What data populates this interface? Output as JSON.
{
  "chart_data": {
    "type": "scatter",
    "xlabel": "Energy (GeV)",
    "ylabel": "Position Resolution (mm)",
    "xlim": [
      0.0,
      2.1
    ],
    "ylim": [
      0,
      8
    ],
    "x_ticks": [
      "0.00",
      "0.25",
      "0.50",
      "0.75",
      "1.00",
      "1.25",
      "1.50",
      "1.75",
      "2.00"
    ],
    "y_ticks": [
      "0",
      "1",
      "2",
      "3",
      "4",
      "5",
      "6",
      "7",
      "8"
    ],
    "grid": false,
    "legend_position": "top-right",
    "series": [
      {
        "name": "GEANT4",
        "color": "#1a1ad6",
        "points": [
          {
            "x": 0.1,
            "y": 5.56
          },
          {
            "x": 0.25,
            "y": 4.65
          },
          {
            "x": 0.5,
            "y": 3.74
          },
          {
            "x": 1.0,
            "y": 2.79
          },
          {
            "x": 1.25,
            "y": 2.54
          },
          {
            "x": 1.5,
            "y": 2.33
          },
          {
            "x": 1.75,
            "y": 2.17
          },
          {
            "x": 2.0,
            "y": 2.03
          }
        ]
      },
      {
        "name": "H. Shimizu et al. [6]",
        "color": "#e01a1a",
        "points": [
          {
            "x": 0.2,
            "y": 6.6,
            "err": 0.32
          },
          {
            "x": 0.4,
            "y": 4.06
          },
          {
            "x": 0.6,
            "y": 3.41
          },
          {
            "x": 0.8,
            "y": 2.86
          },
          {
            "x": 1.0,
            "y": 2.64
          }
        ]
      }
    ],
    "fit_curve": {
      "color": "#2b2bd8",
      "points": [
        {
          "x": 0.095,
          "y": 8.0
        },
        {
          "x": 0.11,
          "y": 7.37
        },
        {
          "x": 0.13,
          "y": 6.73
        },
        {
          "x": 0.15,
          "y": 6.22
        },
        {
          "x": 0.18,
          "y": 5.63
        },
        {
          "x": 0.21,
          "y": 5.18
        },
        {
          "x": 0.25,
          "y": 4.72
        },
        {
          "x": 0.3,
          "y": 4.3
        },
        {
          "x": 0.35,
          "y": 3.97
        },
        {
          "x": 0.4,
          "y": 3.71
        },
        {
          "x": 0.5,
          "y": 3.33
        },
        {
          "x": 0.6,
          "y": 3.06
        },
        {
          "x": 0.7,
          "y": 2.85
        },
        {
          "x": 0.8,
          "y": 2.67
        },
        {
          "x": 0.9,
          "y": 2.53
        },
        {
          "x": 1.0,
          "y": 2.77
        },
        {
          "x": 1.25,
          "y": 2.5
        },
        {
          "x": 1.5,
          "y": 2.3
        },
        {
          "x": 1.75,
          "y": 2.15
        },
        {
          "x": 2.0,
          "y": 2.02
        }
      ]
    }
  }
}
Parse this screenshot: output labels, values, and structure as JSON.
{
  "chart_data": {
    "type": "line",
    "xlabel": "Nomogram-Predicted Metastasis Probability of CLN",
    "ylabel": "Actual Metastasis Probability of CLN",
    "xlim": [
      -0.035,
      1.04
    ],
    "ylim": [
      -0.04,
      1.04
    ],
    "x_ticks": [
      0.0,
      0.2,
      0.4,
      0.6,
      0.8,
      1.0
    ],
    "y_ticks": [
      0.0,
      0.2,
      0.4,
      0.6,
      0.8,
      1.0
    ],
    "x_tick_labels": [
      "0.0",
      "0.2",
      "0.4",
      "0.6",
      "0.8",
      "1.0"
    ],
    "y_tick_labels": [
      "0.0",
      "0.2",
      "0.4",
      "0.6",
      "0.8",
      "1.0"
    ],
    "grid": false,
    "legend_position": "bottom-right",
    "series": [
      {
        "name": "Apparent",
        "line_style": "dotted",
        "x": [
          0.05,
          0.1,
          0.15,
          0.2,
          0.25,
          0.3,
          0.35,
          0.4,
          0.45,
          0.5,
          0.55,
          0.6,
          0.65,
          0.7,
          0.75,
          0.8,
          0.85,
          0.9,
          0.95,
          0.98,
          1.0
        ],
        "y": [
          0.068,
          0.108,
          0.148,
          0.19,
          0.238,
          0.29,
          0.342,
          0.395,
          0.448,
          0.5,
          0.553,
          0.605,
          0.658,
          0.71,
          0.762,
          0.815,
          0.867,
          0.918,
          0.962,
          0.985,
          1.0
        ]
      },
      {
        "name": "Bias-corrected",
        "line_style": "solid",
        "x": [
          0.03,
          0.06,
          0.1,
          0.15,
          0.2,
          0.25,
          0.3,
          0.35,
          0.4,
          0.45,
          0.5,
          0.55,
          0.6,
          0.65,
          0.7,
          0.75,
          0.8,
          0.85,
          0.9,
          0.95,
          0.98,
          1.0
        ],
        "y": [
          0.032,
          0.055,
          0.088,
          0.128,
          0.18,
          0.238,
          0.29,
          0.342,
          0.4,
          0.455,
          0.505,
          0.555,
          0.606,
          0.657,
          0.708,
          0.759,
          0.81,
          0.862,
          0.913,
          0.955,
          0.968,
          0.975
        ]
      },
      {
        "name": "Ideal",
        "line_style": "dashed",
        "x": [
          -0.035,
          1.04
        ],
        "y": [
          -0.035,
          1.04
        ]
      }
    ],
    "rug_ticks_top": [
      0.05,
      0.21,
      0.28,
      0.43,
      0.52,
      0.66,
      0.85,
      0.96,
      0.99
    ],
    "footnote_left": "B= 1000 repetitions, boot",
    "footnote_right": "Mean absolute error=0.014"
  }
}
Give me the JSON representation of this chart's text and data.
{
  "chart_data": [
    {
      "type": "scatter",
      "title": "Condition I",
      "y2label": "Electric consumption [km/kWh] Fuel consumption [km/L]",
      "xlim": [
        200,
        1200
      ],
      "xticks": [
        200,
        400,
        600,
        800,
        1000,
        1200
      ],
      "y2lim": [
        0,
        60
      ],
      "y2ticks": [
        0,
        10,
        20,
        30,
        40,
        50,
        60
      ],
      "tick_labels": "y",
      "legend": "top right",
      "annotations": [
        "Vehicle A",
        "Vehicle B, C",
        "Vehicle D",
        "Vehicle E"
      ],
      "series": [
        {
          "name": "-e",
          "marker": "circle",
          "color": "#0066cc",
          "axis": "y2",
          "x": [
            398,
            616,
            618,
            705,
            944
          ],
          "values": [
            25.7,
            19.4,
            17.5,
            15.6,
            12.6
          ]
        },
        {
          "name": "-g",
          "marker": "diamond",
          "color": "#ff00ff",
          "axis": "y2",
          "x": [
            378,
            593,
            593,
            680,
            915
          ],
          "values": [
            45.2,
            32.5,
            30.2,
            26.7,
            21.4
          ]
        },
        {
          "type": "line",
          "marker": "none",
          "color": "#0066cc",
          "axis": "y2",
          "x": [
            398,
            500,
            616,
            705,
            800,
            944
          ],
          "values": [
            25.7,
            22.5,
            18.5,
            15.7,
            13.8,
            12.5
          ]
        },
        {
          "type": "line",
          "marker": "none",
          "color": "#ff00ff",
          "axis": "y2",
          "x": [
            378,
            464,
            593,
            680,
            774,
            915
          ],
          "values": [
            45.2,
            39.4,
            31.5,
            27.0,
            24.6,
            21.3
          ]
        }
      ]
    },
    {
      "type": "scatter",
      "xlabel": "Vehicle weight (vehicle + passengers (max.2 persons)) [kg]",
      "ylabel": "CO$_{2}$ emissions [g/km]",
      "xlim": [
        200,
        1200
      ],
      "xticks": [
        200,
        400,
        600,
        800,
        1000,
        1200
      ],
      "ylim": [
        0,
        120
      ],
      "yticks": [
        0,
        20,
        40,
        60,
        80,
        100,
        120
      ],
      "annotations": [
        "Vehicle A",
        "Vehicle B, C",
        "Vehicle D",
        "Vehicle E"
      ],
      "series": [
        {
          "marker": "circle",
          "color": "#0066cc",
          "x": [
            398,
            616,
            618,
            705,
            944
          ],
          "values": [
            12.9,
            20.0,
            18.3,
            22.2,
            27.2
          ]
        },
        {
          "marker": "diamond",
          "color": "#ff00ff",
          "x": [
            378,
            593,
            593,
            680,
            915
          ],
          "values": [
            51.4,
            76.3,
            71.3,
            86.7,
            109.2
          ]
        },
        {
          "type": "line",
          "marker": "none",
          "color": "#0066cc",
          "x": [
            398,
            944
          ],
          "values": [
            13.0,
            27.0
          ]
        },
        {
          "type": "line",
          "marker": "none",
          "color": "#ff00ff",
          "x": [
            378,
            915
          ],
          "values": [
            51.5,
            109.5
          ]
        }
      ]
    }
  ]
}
━━━━
## Task to complete
Which lines hold the word "xlabel"? Return all of them from the records above.

## Task output
    "xlabel": "Energy (GeV)",
    "xlabel": "Nomogram-Predicted Metastasis Probability of CLN",
      "xlabel": "Vehicle weight (vehicle + passengers (max.2 persons)) [kg]",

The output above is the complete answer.